THE EXERCISE:
Select each line where the word "Applicatiebeheer" appears.

(Data excerpts)
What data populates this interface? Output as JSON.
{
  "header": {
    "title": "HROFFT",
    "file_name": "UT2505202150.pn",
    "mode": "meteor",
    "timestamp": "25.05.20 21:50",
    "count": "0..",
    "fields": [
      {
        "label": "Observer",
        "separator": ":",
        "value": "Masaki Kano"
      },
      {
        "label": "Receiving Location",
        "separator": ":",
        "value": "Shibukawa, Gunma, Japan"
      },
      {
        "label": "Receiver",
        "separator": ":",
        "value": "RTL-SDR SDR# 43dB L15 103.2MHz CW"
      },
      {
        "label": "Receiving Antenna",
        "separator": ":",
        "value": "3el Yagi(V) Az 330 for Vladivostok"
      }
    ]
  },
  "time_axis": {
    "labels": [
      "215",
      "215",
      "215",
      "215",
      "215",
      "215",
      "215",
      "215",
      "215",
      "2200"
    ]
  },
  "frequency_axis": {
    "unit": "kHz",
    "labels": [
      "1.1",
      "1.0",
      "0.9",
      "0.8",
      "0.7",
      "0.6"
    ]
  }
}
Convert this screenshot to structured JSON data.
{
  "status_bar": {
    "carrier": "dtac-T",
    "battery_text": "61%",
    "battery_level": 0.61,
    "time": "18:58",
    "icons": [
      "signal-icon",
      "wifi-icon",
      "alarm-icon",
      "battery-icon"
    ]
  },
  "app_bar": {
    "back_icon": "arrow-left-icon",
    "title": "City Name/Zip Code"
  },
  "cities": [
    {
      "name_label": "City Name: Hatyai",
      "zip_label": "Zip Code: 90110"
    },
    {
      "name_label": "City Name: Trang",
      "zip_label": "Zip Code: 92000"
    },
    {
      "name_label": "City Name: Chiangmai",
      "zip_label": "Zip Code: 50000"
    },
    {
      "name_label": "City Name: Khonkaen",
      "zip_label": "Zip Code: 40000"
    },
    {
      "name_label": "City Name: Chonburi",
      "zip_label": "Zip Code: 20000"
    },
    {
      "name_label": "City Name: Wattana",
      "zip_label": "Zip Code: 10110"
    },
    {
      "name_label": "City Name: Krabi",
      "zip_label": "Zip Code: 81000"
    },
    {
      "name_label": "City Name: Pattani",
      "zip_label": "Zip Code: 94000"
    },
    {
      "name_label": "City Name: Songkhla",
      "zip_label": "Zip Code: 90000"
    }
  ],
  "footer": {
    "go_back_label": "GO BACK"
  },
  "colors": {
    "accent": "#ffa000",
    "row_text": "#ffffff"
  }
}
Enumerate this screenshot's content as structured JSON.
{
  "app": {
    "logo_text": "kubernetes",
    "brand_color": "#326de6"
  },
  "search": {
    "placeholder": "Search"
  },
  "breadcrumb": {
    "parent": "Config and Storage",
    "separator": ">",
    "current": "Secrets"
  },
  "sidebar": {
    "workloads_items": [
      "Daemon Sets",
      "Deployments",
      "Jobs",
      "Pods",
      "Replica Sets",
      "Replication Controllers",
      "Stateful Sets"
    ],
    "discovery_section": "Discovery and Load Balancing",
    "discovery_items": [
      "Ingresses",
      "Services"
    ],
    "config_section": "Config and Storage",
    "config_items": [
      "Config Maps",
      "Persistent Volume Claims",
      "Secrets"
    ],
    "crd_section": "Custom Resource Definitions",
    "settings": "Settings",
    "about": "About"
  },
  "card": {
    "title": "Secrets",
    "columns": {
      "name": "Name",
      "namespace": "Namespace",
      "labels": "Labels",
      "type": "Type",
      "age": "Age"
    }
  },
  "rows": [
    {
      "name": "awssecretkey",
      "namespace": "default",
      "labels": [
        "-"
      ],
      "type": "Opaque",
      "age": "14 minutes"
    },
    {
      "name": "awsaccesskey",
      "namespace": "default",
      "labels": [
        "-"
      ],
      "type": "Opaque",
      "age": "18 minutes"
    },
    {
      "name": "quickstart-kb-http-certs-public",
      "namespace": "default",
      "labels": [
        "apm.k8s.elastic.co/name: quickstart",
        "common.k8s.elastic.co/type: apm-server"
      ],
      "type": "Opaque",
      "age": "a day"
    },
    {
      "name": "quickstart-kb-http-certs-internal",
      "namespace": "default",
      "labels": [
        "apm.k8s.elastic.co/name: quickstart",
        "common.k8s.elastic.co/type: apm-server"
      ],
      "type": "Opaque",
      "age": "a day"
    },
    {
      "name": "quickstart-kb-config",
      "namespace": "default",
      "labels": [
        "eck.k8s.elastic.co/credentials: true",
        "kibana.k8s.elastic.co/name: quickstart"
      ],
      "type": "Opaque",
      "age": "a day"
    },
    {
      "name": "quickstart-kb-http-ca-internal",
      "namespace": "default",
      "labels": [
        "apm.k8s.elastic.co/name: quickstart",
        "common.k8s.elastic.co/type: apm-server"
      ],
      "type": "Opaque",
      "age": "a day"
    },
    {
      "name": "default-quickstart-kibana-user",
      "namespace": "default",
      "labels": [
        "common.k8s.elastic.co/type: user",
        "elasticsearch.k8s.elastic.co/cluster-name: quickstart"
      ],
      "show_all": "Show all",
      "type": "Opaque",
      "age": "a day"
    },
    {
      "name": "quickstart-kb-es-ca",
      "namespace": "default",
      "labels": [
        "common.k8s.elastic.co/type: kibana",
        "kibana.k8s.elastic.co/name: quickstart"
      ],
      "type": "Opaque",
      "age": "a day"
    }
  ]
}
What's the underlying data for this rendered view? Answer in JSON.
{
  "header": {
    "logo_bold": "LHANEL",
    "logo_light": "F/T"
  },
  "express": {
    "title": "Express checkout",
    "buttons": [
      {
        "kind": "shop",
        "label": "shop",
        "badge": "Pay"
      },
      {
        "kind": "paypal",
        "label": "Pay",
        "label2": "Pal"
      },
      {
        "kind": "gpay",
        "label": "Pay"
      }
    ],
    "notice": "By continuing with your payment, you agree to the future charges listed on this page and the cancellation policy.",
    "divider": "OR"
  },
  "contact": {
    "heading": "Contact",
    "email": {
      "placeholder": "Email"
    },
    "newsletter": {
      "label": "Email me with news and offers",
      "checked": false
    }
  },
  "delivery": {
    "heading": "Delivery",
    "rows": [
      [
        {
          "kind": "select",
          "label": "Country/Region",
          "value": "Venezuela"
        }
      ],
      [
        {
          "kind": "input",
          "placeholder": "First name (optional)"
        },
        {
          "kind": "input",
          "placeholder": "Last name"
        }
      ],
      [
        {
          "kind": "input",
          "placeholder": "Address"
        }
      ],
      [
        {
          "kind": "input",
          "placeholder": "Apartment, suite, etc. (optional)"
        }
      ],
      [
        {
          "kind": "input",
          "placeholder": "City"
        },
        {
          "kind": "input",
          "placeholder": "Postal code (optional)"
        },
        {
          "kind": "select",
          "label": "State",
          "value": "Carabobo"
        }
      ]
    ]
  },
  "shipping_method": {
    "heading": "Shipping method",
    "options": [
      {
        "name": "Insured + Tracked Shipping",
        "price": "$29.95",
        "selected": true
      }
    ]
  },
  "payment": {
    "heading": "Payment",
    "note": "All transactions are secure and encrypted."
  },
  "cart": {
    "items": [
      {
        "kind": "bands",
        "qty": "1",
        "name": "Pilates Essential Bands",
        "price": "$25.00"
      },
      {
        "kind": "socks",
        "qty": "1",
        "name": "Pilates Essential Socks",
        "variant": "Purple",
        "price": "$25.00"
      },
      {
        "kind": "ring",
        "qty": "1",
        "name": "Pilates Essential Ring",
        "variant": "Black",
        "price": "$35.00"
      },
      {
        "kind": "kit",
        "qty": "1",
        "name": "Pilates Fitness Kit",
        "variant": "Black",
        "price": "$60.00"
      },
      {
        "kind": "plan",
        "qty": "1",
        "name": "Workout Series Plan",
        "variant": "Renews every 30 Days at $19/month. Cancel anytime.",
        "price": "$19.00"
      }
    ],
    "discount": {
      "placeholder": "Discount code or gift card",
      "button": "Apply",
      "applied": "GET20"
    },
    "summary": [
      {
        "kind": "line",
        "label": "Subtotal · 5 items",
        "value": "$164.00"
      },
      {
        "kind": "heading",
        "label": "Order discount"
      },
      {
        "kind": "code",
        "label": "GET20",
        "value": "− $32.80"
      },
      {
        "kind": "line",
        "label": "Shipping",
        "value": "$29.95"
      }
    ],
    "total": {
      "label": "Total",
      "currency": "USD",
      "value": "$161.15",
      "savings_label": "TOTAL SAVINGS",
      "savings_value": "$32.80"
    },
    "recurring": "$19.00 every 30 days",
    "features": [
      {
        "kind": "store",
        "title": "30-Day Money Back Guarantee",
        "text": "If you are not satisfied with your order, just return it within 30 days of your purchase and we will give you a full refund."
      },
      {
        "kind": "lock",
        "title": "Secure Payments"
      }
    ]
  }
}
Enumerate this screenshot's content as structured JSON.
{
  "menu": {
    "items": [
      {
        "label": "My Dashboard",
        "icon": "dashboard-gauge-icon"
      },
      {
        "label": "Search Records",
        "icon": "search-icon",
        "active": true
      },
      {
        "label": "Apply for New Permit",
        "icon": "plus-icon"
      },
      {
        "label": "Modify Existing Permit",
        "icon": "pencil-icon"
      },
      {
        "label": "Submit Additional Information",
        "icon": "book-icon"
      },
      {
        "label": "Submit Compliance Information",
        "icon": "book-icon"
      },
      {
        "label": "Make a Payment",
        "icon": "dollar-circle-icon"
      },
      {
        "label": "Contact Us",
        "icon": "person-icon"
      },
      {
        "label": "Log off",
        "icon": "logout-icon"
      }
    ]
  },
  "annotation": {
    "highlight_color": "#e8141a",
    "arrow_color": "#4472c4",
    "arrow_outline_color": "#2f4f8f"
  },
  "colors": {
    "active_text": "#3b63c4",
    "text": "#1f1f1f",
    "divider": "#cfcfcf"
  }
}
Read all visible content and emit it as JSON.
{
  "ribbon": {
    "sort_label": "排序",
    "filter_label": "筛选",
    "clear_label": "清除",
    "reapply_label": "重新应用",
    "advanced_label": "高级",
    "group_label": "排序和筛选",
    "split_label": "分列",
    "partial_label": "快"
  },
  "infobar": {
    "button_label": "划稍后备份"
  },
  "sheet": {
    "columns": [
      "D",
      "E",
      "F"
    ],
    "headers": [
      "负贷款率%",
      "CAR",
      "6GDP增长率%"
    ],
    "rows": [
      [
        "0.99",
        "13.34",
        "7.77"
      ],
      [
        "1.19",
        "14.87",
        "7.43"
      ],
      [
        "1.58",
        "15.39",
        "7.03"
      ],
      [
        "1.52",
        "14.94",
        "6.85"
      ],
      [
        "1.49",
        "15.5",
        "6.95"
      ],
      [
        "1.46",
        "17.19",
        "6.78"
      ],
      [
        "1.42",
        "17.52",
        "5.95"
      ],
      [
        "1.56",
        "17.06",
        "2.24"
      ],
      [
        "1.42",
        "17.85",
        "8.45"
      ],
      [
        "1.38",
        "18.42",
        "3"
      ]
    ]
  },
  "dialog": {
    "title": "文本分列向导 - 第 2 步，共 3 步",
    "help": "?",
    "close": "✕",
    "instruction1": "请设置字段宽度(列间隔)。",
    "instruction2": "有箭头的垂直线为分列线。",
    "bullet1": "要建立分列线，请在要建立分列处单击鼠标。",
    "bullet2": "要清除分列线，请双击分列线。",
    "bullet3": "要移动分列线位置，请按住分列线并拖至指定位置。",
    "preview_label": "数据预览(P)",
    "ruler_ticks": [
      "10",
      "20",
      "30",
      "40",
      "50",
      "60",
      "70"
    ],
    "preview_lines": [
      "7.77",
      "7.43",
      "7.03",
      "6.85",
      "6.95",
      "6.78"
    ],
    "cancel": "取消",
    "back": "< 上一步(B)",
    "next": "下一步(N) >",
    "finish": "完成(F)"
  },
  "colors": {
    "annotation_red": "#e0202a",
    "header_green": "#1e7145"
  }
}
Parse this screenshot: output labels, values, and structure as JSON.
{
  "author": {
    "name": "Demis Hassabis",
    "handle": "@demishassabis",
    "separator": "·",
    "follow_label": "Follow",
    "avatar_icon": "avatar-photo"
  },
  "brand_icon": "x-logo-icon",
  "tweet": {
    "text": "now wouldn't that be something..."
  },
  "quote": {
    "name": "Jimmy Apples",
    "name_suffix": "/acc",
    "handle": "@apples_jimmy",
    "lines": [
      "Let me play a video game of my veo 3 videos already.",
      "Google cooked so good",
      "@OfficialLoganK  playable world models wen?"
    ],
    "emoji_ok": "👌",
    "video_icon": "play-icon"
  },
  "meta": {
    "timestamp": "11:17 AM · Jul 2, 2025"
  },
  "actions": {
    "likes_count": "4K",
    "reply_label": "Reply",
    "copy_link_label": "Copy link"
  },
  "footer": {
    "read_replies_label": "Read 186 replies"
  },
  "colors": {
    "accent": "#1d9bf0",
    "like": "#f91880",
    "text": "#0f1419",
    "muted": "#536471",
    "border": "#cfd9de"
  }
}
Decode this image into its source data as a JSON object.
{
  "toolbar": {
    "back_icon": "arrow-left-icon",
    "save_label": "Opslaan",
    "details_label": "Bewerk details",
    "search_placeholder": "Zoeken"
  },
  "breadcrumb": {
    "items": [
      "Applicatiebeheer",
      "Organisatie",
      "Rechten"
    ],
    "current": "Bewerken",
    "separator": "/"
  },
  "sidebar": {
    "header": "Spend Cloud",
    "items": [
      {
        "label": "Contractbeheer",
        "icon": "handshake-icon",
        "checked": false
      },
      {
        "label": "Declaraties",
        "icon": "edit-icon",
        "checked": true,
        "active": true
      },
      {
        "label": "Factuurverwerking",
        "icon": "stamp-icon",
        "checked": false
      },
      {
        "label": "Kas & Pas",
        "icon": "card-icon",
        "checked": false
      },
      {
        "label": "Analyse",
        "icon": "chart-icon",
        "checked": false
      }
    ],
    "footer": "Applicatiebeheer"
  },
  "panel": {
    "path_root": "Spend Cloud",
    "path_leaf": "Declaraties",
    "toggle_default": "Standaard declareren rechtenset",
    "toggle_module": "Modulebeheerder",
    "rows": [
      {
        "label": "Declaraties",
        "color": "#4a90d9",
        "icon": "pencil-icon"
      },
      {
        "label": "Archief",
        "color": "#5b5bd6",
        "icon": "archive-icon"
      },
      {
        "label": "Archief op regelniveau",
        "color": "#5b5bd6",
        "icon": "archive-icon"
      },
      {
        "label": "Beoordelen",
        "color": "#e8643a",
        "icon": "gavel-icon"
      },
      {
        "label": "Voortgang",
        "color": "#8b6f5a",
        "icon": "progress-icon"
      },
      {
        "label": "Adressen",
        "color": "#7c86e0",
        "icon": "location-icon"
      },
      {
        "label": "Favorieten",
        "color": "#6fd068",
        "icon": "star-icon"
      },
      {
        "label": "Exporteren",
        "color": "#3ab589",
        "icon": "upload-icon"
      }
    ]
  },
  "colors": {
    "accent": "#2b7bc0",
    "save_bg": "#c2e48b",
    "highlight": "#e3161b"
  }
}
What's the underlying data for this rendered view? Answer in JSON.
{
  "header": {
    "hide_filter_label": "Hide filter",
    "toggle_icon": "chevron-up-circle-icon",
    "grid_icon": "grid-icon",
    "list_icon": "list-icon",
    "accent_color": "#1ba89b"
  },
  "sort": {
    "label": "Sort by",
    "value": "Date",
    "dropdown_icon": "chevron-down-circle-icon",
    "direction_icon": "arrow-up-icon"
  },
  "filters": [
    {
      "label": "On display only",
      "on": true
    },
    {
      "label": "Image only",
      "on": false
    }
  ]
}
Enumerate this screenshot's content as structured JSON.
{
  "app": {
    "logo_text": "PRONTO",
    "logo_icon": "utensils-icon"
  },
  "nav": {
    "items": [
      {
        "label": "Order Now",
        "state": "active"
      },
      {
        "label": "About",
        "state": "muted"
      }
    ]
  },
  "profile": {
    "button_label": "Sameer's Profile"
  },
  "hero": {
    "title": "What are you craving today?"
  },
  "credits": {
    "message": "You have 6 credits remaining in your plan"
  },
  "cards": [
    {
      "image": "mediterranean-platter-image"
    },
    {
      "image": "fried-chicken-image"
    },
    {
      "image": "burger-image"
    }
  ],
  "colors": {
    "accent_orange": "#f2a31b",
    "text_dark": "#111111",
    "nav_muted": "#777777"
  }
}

RESPONSE TO THE TASK:
      "Applicatiebeheer",
    "footer": "Applicatiebeheer"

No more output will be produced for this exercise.